## CHALLENGE
Each record that follows should be repeated exactly, minus any images.

## EXERCISE INPUT

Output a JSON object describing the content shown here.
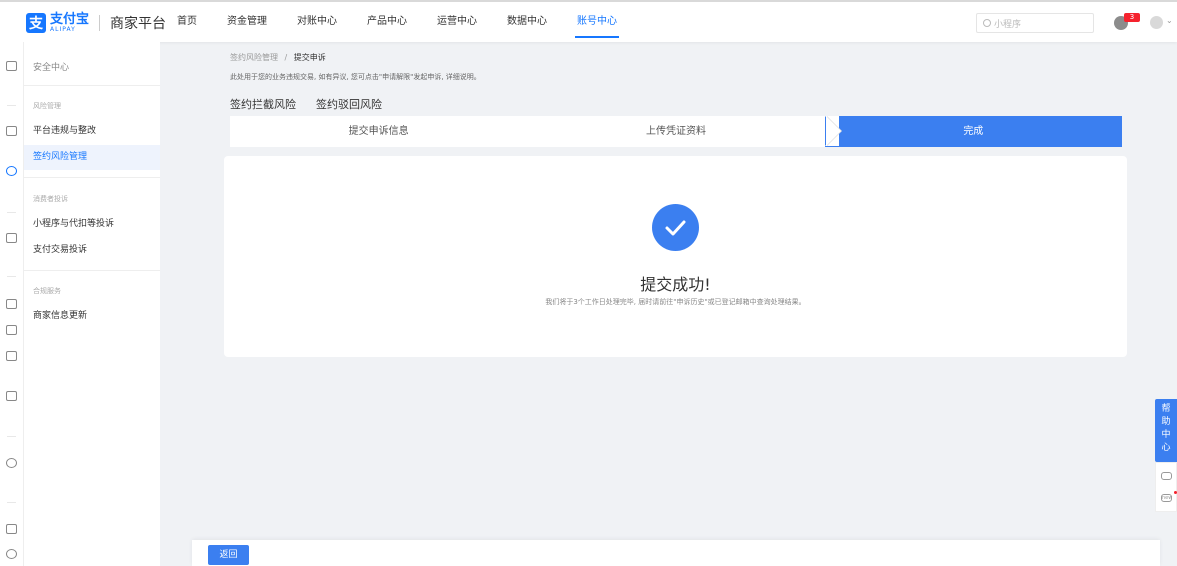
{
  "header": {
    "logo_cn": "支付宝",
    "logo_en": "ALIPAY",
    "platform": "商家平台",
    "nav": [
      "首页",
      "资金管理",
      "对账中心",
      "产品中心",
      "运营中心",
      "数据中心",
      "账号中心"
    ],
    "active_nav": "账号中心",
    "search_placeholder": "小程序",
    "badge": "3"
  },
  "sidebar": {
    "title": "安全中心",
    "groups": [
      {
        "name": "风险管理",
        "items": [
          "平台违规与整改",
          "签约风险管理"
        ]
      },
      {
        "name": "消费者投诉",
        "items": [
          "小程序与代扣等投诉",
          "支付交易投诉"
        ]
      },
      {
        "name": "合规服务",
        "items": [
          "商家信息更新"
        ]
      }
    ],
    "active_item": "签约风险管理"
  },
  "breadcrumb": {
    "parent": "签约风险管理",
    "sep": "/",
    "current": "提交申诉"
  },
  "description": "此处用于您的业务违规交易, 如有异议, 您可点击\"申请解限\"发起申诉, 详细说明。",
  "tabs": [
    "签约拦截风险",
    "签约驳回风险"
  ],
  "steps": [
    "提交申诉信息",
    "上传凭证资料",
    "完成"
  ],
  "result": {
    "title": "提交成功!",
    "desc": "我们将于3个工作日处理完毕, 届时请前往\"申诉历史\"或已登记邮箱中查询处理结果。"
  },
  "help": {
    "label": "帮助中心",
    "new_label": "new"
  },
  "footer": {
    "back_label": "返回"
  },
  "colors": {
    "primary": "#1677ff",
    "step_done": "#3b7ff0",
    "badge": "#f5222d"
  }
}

## FINISHED TASK
Output a JSON object describing the content shown here.
{
  "header": {
    "logo_cn": "支付宝",
    "logo_en": "ALIPAY",
    "platform": "商家平台",
    "nav": [
      "首页",
      "资金管理",
      "对账中心",
      "产品中心",
      "运营中心",
      "数据中心",
      "账号中心"
    ],
    "active_nav": "账号中心",
    "search_placeholder": "小程序",
    "badge": "3"
  },
  "sidebar": {
    "title": "安全中心",
    "groups": [
      {
        "name": "风险管理",
        "items": [
          "平台违规与整改",
          "签约风险管理"
        ]
      },
      {
        "name": "消费者投诉",
        "items": [
          "小程序与代扣等投诉",
          "支付交易投诉"
        ]
      },
      {
        "name": "合规服务",
        "items": [
          "商家信息更新"
        ]
      }
    ],
    "active_item": "签约风险管理"
  },
  "breadcrumb": {
    "parent": "签约风险管理",
    "sep": "/",
    "current": "提交申诉"
  },
  "description": "此处用于您的业务违规交易, 如有异议, 您可点击\"申请解限\"发起申诉, 详细说明。",
  "tabs": [
    "签约拦截风险",
    "签约驳回风险"
  ],
  "steps": [
    "提交申诉信息",
    "上传凭证资料",
    "完成"
  ],
  "result": {
    "title": "提交成功!",
    "desc": "我们将于3个工作日处理完毕, 届时请前往\"申诉历史\"或已登记邮箱中查询处理结果。"
  },
  "help": {
    "label": "帮助中心",
    "new_label": "new"
  },
  "footer": {
    "back_label": "返回"
  },
  "colors": {
    "primary": "#1677ff",
    "step_done": "#3b7ff0",
    "badge": "#f5222d"
  }
}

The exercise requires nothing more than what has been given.